SUPPLIED RECORDS:

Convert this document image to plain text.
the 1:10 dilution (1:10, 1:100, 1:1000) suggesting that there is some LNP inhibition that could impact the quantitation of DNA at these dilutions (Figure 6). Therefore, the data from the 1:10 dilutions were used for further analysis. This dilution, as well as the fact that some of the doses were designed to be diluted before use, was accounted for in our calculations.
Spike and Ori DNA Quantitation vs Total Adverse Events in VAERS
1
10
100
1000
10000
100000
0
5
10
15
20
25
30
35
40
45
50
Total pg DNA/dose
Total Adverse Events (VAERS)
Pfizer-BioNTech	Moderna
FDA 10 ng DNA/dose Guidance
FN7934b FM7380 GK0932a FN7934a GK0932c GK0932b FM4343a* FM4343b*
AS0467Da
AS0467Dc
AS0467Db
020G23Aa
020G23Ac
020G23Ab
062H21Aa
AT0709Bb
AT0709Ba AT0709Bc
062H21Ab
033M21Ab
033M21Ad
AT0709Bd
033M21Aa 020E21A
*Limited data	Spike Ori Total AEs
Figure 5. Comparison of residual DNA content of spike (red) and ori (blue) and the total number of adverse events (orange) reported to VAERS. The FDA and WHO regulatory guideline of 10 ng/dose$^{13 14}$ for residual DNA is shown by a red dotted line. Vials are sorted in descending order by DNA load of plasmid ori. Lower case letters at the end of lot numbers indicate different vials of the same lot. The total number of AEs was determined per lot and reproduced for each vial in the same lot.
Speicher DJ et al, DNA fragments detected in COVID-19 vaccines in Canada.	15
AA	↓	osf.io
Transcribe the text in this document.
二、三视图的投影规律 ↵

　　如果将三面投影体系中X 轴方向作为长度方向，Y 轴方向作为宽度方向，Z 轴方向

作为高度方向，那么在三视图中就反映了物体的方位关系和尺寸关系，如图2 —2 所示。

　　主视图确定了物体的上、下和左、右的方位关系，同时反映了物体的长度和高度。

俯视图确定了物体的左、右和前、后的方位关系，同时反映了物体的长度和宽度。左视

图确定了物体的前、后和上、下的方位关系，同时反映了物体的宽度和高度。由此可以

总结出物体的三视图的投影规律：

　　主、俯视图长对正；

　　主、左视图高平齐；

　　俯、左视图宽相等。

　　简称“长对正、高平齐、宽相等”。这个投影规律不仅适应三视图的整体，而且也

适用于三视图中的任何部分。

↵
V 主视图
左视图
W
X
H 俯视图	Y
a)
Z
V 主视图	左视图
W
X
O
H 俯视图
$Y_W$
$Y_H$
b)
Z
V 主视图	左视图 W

WHAT IS ASKED: Write out the complete set of records exactly as given.

SOLUTION TO THIS PROBLEM:
Convert this document image to plain text.
the 1:10 dilution (1:10, 1:100, 1:1000) suggesting that there is some LNP inhibition that could impact the quantitation of DNA at these dilutions (Figure 6). Therefore, the data from the 1:10 dilutions were used for further analysis. This dilution, as well as the fact that some of the doses were designed to be diluted before use, was accounted for in our calculations.
Spike and Ori DNA Quantitation vs Total Adverse Events in VAERS
1
10
100
1000
10000
100000
0
5
10
15
20
25
30
35
40
45
50
Total pg DNA/dose
Total Adverse Events (VAERS)
Pfizer-BioNTech	Moderna
FDA 10 ng DNA/dose Guidance
FN7934b FM7380 GK0932a FN7934a GK0932c GK0932b FM4343a* FM4343b*
AS0467Da
AS0467Dc
AS0467Db
020G23Aa
020G23Ac
020G23Ab
062H21Aa
AT0709Bb
AT0709Ba AT0709Bc
062H21Ab
033M21Ab
033M21Ad
AT0709Bd
033M21Aa 020E21A
*Limited data	Spike Ori Total AEs
Figure 5. Comparison of residual DNA content of spike (red) and ori (blue) and the total number of adverse events (orange) reported to VAERS. The FDA and WHO regulatory guideline of 10 ng/dose$^{13 14}$ for residual DNA is shown by a red dotted line. Vials are sorted in descending order by DNA load of plasmid ori. Lower case letters at the end of lot numbers indicate different vials of the same lot. The total number of AEs was determined per lot and reproduced for each vial in the same lot.
Speicher DJ et al, DNA fragments detected in COVID-19 vaccines in Canada.	15
AA	↓	osf.io
Transcribe the text in this document.
二、三视图的投影规律 ↵

　　如果将三面投影体系中X 轴方向作为长度方向，Y 轴方向作为宽度方向，Z 轴方向

作为高度方向，那么在三视图中就反映了物体的方位关系和尺寸关系，如图2 —2 所示。

　　主视图确定了物体的上、下和左、右的方位关系，同时反映了物体的长度和高度。

俯视图确定了物体的左、右和前、后的方位关系，同时反映了物体的长度和宽度。左视

图确定了物体的前、后和上、下的方位关系，同时反映了物体的宽度和高度。由此可以

总结出物体的三视图的投影规律：

　　主、俯视图长对正；

　　主、左视图高平齐；

　　俯、左视图宽相等。

　　简称“长对正、高平齐、宽相等”。这个投影规律不仅适应三视图的整体，而且也

适用于三视图中的任何部分。

↵
V 主视图
左视图
W
X
H 俯视图	Y
a)
Z
V 主视图	左视图
W
X
O
H 俯视图
$Y_W$
$Y_H$
b)
Z
V 主视图	左视图 W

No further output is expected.